=== What you need to do ===
[a] Name every artist the exhibition text identifies by name.
[b] Rewrite the exhibition text starting with "The works in" and going on through "beneath the surface.", putting "writer" in place of "poet".

=== Supplied text ===
* start *
The works in Hidden: Unseen Paintings Beneath Tudor Portraits include the National Portrait Gallery’s portrait of the Lord Treasurer and poet Thomas Sackville, 1st Earl of Dorset by an unknown artist, 1601, which during x-ray revealed a fully worked up version of The Flagellation of Christ painted beneath the surface.

The composition is derived from a fresco in the Borgherini Chapel in Rome by Sebastiano del Piombo after designs by Michelangelo. After the chapel’s unveiling in 1524 the artist Adamo Scultori produced an engraving and the composition became more widely known. An engraving depicting The Flagellation of Christ by Adamo Scultori after Michelangelo and Sebastiano del Piombo (The British Museum, London) along with the x-ray of Thomas Sackville’s portrait are displayed here together.
* end *
=== Data lines ===
* start *
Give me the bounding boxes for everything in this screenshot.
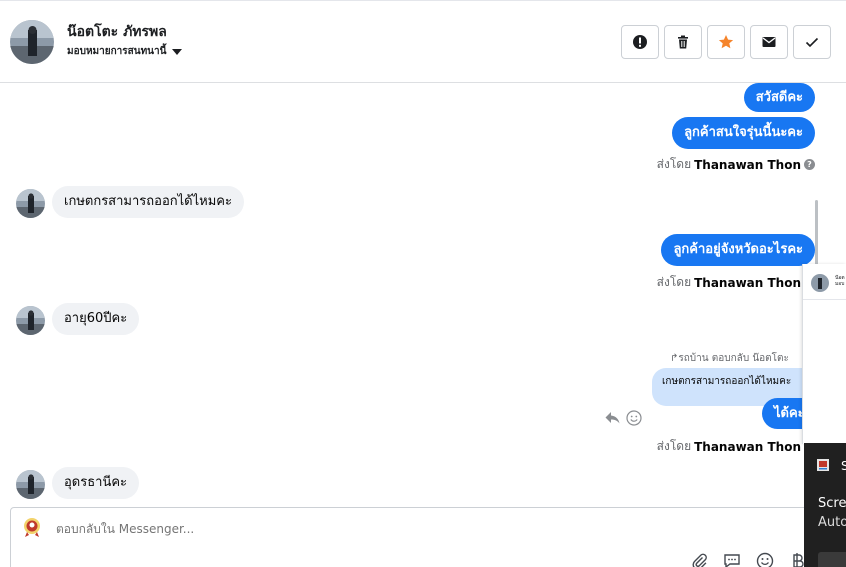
* end *
=== Solutions per task ===
[a] Sebastiano del Piombo, Michelangelo, Adamo Scultori

[b]
The works in Hidden: Unseen Paintings Beneath Tudor Portraits include the National Portrait Gallery’s portrait of the Lord Treasurer and writer Thomas Sackville, 1st Earl of Dorset by an unknown artist, 1601, which during x-ray revealed a fully worked up version of The Flagellation of Christ painted beneath the surface.